- _AIM OF THE EXERCISE_: Show every line that has the string "Empty" in it.

Stored records:

************

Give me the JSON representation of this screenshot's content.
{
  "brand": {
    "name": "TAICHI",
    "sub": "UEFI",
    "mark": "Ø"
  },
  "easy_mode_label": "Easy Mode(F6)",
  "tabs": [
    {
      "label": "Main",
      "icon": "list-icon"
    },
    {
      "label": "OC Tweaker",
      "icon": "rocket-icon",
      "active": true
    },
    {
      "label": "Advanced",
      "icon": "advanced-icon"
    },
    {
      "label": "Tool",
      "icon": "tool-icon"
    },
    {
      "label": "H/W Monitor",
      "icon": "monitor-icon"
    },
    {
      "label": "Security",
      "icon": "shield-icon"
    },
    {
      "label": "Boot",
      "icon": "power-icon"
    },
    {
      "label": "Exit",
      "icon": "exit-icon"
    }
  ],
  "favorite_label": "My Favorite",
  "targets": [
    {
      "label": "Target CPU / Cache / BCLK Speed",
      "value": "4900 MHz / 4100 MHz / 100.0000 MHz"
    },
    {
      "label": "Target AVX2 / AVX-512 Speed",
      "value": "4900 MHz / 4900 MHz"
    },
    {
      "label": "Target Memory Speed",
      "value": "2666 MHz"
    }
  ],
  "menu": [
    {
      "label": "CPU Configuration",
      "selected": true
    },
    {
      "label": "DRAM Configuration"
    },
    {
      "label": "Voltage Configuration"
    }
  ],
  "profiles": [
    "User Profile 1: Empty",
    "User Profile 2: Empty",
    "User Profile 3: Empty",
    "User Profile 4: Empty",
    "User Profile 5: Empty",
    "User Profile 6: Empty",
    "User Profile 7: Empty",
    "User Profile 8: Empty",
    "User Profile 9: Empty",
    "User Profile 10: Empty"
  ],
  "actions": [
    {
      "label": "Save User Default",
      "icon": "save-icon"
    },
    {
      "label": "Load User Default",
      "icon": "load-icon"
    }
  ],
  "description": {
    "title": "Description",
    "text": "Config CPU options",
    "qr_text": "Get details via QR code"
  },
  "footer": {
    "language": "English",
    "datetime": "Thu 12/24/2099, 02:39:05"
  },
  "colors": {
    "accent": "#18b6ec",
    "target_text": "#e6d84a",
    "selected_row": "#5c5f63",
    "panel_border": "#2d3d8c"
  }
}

************

- _THE OUTPUT_:
    "User Profile 1: Empty",
    "User Profile 2: Empty",
    "User Profile 3: Empty",
    "User Profile 4: Empty",
    "User Profile 5: Empty",
    "User Profile 6: Empty",
    "User Profile 7: Empty",
    "User Profile 8: Empty",
    "User Profile 9: Empty",
    "User Profile 10: Empty"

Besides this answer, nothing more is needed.